# ИСХОДНЫЙ ТЕКСТ
⁂

Письмо 11

ЖИЗНЬ В ПАНСИОНЕ

 

ПИСЬМО 11-е

Любезный приятель! Итак, по отъезде матери моей в деревню, а родителя с полком — в Финляндию, остался я один в Петербурге, посреди людей, совсем мне незнакомых, и власно, как в лесу. Не могу никак забыть того дня, в который привезли меня в дом к учителю и оставили одного: мне казалось, что я находился совсем в ином свете и дышал другим воздухом: все было для меня тут дико, все ново и все необыкновенно. Я принужден был начать вести совсем нового рода жизнь, и совсем для меня необыкновенную: не мог я уже ласкаться, чтоб мог пользоваться той негою, какою наслаждался в родительском доме. Маленькая постелька и сундучок с платьем составляли весь мой багаж, а дядька мой Артамон был один только мой знакомый, прочие же все были незнакомы, и я долженствовал со всеми ознакамливаться и спознаваться, а особливо с теми, которые тут также по примеру моему жили.

Учеников было тогда у учителя моего человек с двенадцать или с пятнадцать; некоторые были на его содержании, а другие прихаживали только всякий день учиться, а обедать и ночевать хаживали домой. Из числа первых и знаменитейших из всех был некто господин Нелюбохтин, сын одного полковника гарнизонного, да двое господ Голубцовых, которые были дети одного сенатского секретаря. Сии жили вместе со мною, и каждому из нас отведена была особливая конторочка в том же покое, где мы учились, досками отгороженная. Мне, как новичку и притом полковничьему сыну, отведена была наилучшая вместе с господином Нелюбохтиным, который был мальчик нарочито уже взрослый и притом тихого и хорошего характера, и. потому я скоро с ним спознакомился и сдружился. Голубцовы были также меня старее, ибо мне было только 10 лет от роду, однако уже не таковы, как Нелюбохтин. Одного из них звали Александром, а другого позабыл. Я познакомился скоро и с ними, ибо были они не из числа дурных детей. Что ж касается до приходящих к нам учиться, то были они разные, и между прочим одна нарочитого уже возраста девушка, дочь какой-то майорши; по проишествии долгого времени позабыл я, как ее звали, только помню, что она при мне недолго училась, а и прочие из приходящих часто переменялись и то прибывали, то убывали. Как мне никто из них не был слишком короток, то и не помню я из них почти ни одного, что и неудивительно по моему возрасту.

⁂

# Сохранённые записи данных
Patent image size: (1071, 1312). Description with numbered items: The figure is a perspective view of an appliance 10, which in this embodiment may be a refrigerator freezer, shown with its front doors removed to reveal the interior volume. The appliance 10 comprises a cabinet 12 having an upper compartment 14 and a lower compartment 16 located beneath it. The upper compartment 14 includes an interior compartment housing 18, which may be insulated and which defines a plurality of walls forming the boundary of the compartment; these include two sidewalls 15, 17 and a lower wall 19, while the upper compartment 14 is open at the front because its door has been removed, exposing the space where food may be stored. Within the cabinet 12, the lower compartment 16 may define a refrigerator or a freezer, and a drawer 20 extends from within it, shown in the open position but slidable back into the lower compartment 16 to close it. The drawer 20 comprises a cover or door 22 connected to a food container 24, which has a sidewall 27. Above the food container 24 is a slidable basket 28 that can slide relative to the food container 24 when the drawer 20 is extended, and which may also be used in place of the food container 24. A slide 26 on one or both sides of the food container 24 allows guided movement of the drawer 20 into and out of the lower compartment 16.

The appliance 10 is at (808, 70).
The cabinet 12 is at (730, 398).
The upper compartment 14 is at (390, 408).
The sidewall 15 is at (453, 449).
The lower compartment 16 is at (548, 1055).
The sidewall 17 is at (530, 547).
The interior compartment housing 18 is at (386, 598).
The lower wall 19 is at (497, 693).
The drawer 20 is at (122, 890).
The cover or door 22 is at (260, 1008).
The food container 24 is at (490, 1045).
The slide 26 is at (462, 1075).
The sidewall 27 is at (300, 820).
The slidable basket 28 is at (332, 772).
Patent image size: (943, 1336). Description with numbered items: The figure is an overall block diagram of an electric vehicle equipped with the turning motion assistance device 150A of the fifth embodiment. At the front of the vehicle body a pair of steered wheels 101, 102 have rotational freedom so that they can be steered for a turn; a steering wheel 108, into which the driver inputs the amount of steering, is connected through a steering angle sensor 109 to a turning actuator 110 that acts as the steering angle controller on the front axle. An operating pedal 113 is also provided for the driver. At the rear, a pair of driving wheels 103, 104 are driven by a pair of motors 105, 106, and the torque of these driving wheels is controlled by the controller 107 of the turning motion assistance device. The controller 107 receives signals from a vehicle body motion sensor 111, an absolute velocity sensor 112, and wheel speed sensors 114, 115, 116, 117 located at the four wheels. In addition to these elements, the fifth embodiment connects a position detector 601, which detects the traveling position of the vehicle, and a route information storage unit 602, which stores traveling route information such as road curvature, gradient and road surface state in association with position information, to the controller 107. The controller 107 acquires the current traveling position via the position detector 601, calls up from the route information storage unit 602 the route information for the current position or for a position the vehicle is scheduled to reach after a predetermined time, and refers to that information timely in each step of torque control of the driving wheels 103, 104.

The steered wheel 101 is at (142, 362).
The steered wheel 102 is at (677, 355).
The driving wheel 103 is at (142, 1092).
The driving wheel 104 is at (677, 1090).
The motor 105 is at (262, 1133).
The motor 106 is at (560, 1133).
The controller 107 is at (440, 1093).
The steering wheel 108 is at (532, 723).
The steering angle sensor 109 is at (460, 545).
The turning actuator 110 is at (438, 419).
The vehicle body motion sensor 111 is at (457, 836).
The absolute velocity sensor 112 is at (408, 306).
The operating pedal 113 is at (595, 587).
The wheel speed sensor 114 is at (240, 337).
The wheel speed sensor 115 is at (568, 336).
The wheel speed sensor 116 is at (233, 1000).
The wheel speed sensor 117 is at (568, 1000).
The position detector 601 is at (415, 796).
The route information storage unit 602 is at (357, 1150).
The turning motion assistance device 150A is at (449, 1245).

⁂

# ЗАДАНИЯ
[a] Кто, по словам письма о жизни в пансионе, был единственным знакомым рассказчика, когда его оставили в доме учителя?
[b] Перепишите часть письма о жизни в пансионе, начиная с "ПИСЬМО 11-е" и заканчивая "примеру моему жили.", заменив "Петербурге" на "Москве".
Данные здесь никакой роли не играют.

# ОТВЕТЫ
[a] Дядька Артамон.

[b]
ПИСЬМО 11-е

Любезный приятель! Итак, по отъезде матери моей в деревню, а родителя с полком — в Финляндию, остался я один в Москве, посреди людей, совсем мне незнакомых, и власно, как в лесу. Не могу никак забыть того дня, в который привезли меня в дом к учителю и оставили одного: мне казалось, что я находился совсем в ином свете и дышал другим воздухом: все было для меня тут дико, все ново и все необыкновенно. Я принужден был начать вести совсем нового рода жизнь, и совсем для меня необыкновенную: не мог я уже ласкаться, чтоб мог пользоваться той негою, какою наслаждался в родительском доме. Маленькая постелька и сундучок с платьем составляли весь мой багаж, а дядька мой Артамон был один только мой знакомый, прочие же все были незнакомы, и я долженствовал со всеми ознакамливаться и спознаваться, а особливо с теми, которые тут также по примеру моему жили.